(Data items)
====
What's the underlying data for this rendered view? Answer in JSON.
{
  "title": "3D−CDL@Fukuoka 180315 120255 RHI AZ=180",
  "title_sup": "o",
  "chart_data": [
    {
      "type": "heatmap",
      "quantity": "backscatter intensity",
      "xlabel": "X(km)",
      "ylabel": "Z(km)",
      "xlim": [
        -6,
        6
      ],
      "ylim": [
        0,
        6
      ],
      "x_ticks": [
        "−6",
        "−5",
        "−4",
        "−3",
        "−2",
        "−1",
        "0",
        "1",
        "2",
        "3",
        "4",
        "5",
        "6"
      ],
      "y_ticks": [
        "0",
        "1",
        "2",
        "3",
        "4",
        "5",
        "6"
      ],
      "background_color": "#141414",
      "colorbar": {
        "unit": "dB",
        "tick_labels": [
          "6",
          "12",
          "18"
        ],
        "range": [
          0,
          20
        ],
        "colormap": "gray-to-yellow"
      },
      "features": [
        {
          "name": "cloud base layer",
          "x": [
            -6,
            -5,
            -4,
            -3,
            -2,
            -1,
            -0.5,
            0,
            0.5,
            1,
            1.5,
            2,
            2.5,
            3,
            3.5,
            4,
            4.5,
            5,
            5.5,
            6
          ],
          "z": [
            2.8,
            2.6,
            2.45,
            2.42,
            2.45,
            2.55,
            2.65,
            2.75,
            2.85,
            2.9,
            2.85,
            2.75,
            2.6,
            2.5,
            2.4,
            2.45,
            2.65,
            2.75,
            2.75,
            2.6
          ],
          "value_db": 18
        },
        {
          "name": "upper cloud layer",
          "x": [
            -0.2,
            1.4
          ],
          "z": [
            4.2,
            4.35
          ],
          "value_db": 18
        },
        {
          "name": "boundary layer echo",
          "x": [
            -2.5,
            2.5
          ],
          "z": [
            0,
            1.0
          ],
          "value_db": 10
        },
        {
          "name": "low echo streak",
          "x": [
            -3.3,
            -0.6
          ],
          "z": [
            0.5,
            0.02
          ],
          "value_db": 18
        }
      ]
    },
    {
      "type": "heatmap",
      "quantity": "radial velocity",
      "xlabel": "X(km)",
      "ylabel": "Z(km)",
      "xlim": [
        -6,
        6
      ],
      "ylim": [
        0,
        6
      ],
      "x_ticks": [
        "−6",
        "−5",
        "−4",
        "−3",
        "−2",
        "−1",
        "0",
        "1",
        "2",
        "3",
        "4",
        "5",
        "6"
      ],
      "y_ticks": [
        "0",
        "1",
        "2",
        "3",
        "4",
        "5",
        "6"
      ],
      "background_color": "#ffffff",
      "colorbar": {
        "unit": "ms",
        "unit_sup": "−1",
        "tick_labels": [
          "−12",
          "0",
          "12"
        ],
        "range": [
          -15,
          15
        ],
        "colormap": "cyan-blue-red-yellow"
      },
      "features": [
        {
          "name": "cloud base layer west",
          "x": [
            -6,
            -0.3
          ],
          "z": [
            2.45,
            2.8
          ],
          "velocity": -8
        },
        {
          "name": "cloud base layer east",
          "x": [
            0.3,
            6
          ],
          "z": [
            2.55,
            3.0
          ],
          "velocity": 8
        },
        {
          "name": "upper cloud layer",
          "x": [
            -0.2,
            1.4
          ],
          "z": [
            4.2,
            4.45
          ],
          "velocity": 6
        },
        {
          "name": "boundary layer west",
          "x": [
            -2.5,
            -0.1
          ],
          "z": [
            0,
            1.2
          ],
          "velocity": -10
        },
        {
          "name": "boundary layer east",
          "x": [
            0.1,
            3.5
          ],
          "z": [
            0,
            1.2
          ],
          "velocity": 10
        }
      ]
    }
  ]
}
====
*The exercise:*
Write out the full set of records exactly as given.

*Reply to the task:*
What's the underlying data for this rendered view? Answer in JSON.
{
  "title": "3D−CDL@Fukuoka 180315 120255 RHI AZ=180",
  "title_sup": "o",
  "chart_data": [
    {
      "type": "heatmap",
      "quantity": "backscatter intensity",
      "xlabel": "X(km)",
      "ylabel": "Z(km)",
      "xlim": [
        -6,
        6
      ],
      "ylim": [
        0,
        6
      ],
      "x_ticks": [
        "−6",
        "−5",
        "−4",
        "−3",
        "−2",
        "−1",
        "0",
        "1",
        "2",
        "3",
        "4",
        "5",
        "6"
      ],
      "y_ticks": [
        "0",
        "1",
        "2",
        "3",
        "4",
        "5",
        "6"
      ],
      "background_color": "#141414",
      "colorbar": {
        "unit": "dB",
        "tick_labels": [
          "6",
          "12",
          "18"
        ],
        "range": [
          0,
          20
        ],
        "colormap": "gray-to-yellow"
      },
      "features": [
        {
          "name": "cloud base layer",
          "x": [
            -6,
            -5,
            -4,
            -3,
            -2,
            -1,
            -0.5,
            0,
            0.5,
            1,
            1.5,
            2,
            2.5,
            3,
            3.5,
            4,
            4.5,
            5,
            5.5,
            6
          ],
          "z": [
            2.8,
            2.6,
            2.45,
            2.42,
            2.45,
            2.55,
            2.65,
            2.75,
            2.85,
            2.9,
            2.85,
            2.75,
            2.6,
            2.5,
            2.4,
            2.45,
            2.65,
            2.75,
            2.75,
            2.6
          ],
          "value_db": 18
        },
        {
          "name": "upper cloud layer",
          "x": [
            -0.2,
            1.4
          ],
          "z": [
            4.2,
            4.35
          ],
          "value_db": 18
        },
        {
          "name": "boundary layer echo",
          "x": [
            -2.5,
            2.5
          ],
          "z": [
            0,
            1.0
          ],
          "value_db": 10
        },
        {
          "name": "low echo streak",
          "x": [
            -3.3,
            -0.6
          ],
          "z": [
            0.5,
            0.02
          ],
          "value_db": 18
        }
      ]
    },
    {
      "type": "heatmap",
      "quantity": "radial velocity",
      "xlabel": "X(km)",
      "ylabel": "Z(km)",
      "xlim": [
        -6,
        6
      ],
      "ylim": [
        0,
        6
      ],
      "x_ticks": [
        "−6",
        "−5",
        "−4",
        "−3",
        "−2",
        "−1",
        "0",
        "1",
        "2",
        "3",
        "4",
        "5",
        "6"
      ],
      "y_ticks": [
        "0",
        "1",
        "2",
        "3",
        "4",
        "5",
        "6"
      ],
      "background_color": "#ffffff",
      "colorbar": {
        "unit": "ms",
        "unit_sup": "−1",
        "tick_labels": [
          "−12",
          "0",
          "12"
        ],
        "range": [
          -15,
          15
        ],
        "colormap": "cyan-blue-red-yellow"
      },
      "features": [
        {
          "name": "cloud base layer west",
          "x": [
            -6,
            -0.3
          ],
          "z": [
            2.45,
            2.8
          ],
          "velocity": -8
        },
        {
          "name": "cloud base layer east",
          "x": [
            0.3,
            6
          ],
          "z": [
            2.55,
            3.0
          ],
          "velocity": 8
        },
        {
          "name": "upper cloud layer",
          "x": [
            -0.2,
            1.4
          ],
          "z": [
            4.2,
            4.45
          ],
          "velocity": 6
        },
        {
          "name": "boundary layer west",
          "x": [
            -2.5,
            -0.1
          ],
          "z": [
            0,
            1.2
          ],
          "velocity": -10
        },
        {
          "name": "boundary layer east",
          "x": [
            0.1,
            3.5
          ],
          "z": [
            0,
            1.2
          ],
          "velocity": 10
        }
      ]
    }
  ]
}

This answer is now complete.